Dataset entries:

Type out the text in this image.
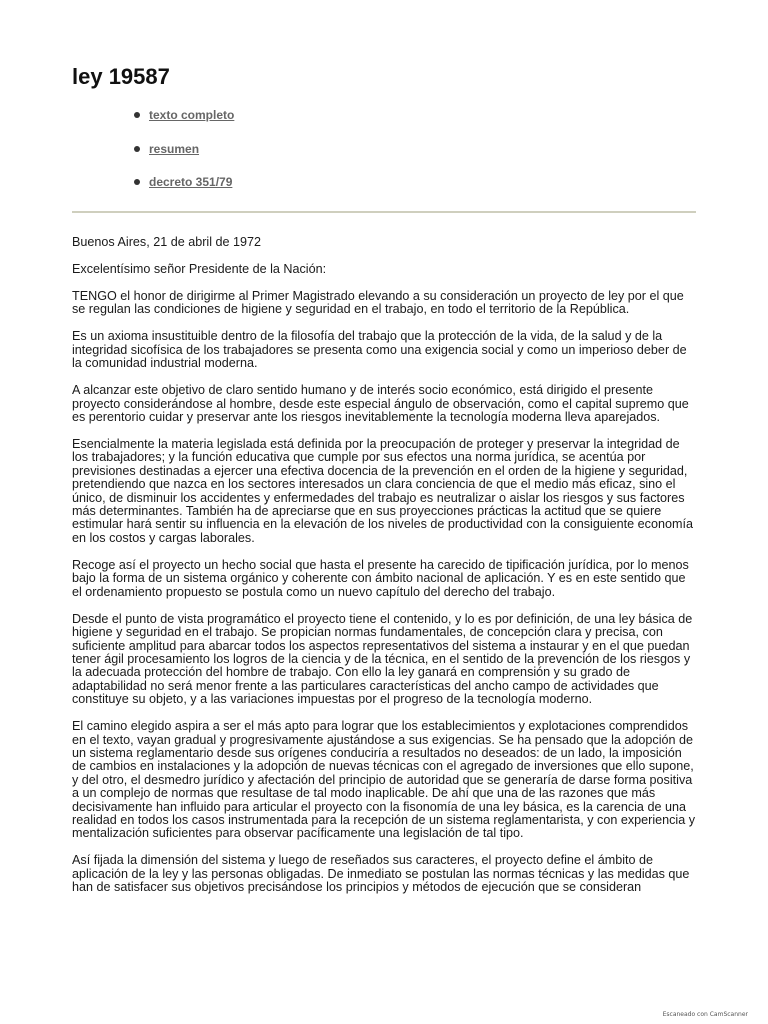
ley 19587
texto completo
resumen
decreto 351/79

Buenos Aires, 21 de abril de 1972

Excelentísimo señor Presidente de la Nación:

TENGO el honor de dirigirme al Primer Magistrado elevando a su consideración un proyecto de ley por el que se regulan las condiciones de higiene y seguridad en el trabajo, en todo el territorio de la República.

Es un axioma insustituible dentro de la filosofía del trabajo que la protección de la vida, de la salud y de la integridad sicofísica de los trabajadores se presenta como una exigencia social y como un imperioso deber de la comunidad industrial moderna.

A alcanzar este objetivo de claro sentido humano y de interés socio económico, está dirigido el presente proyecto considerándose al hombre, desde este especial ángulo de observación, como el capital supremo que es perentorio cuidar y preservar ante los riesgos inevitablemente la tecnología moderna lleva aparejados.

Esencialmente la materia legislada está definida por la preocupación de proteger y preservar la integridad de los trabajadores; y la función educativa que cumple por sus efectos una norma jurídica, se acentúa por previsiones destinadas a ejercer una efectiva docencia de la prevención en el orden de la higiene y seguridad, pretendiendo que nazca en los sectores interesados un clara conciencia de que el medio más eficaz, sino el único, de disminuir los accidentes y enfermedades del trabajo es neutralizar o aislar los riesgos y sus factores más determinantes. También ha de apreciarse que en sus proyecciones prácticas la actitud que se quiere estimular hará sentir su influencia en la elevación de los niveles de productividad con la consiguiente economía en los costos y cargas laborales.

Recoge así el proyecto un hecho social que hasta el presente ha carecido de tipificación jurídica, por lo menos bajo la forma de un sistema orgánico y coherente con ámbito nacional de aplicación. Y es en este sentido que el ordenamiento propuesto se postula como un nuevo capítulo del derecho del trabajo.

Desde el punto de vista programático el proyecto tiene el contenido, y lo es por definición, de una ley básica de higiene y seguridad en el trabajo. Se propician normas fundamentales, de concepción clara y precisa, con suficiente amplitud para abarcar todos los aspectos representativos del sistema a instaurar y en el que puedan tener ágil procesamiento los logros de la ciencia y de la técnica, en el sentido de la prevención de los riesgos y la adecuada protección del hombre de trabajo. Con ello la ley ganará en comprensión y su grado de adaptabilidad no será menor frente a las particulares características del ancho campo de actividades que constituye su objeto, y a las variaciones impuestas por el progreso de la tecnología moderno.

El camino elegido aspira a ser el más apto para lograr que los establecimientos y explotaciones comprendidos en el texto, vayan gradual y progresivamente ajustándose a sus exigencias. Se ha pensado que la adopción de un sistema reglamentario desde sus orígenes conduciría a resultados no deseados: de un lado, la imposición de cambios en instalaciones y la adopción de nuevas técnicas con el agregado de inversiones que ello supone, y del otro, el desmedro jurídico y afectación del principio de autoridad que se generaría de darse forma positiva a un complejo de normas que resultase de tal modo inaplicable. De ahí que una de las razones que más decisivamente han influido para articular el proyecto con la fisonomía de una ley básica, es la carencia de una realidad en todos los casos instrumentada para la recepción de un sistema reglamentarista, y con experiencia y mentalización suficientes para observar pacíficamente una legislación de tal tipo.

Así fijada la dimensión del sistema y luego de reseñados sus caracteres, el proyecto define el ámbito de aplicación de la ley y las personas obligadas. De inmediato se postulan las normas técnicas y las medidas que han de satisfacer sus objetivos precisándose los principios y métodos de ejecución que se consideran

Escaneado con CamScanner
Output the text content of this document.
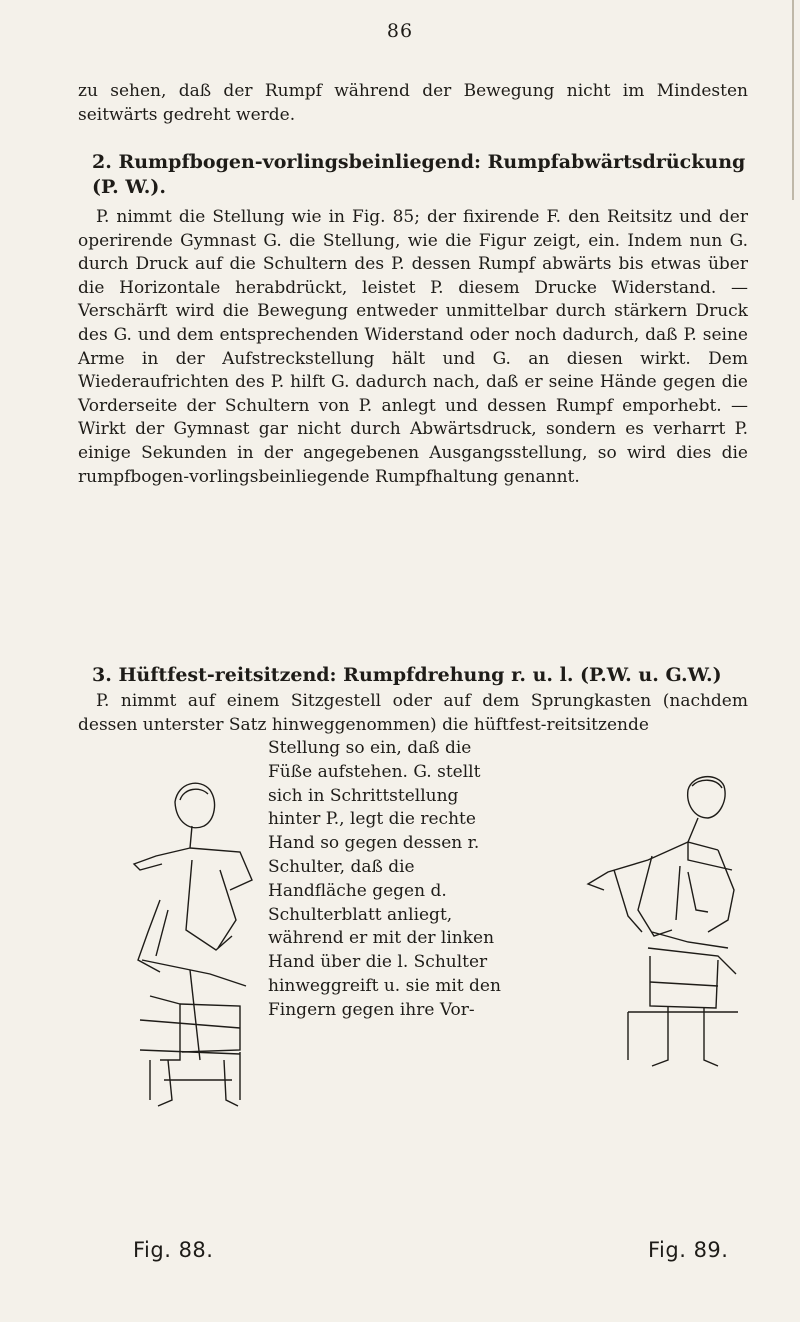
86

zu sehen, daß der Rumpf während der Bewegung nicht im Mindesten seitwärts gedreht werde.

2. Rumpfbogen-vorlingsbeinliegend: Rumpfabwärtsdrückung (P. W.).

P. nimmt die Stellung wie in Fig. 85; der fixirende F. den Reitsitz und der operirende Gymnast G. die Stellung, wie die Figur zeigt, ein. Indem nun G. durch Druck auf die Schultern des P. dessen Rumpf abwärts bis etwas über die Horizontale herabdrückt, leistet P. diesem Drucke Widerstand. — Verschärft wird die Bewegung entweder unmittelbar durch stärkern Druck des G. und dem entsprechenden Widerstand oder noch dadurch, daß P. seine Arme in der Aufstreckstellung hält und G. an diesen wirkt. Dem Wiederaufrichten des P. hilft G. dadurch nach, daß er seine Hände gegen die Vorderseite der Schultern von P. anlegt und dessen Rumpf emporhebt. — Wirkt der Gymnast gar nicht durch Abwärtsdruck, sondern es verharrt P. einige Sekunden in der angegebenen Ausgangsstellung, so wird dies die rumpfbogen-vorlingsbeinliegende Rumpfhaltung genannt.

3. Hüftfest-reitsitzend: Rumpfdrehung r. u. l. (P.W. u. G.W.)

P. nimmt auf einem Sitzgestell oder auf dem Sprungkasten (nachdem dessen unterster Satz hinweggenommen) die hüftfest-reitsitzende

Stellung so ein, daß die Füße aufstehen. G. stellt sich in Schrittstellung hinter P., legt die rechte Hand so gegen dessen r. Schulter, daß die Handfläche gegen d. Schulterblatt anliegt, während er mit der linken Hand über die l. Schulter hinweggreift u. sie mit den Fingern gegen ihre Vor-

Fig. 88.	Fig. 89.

=== What you will do ===
Only a number is wanted here: the count of lines above that contain the word "protección".

=== Exercise result ===
2